# Objective
Go over the entries below line by line, copying each one that contains the word "экспедиций".

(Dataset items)
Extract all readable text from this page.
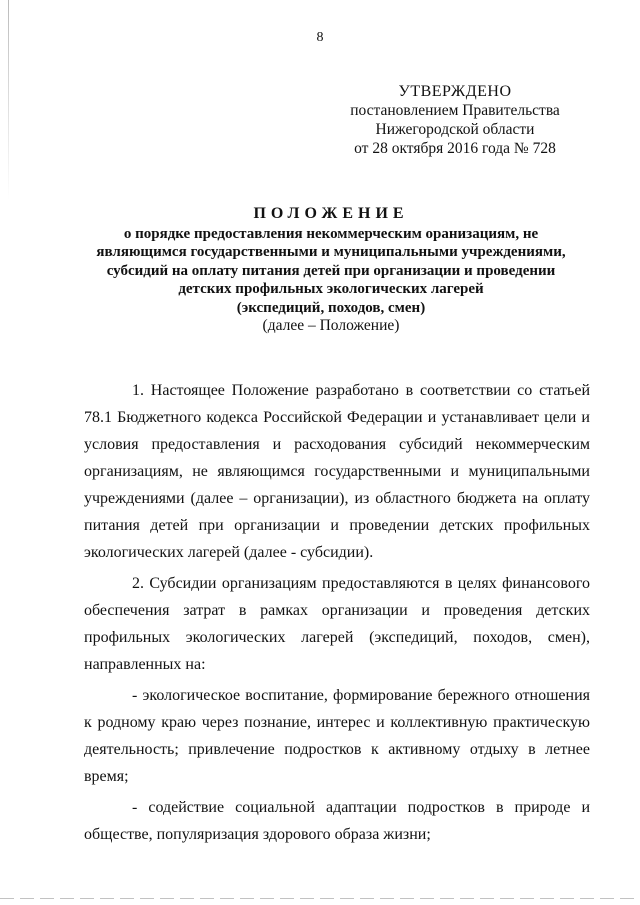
8
УТВЕРЖДЕНО
постановлением Правительства
Нижегородской области
от 28 октября 2016 года № 728
ПОЛОЖЕНИЕ
о порядке предоставления некоммерческим оранизациям, не
являющимся государственными и муниципальными учреждениями,
субсидий на оплату питания детей при организации и проведении
детских профильных экологических лагерей
(экспедиций, походов, смен)
(далее – Положение)

1. Настоящее Положение разработано в соответствии со статьей 78.1 Бюджетного кодекса Российской Федерации и устанавливает цели и условия предоставления и расходования субсидий некоммерческим организациям, не являющимся государственными и муниципальными учреждениями (далее – организации), из областного бюджета на оплату питания детей при организации и проведении детских профильных экологических лагерей (далее - субсидии).

2. Субсидии организациям предоставляются в целях финансового обеспечения затрат в рамках организации и проведения детских профильных экологических лагерей (экспедиций, походов, смен), направленных на:

- экологическое воспитание, формирование бережного отношения к родному краю через познание, интерес и коллективную практическую деятельность; привлечение подростков к активному отдыху в летнее время;

- содействие социальной адаптации подростков в природе и обществе, популяризация здорового образа жизни;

# Exercise result
(экспедиций, походов, смен)
2. Субсидии организациям предоставляются в целях финансового обеспечения затрат в рамках организации и проведения детских профильных экологических лагерей (экспедиций, походов, смен), направленных на:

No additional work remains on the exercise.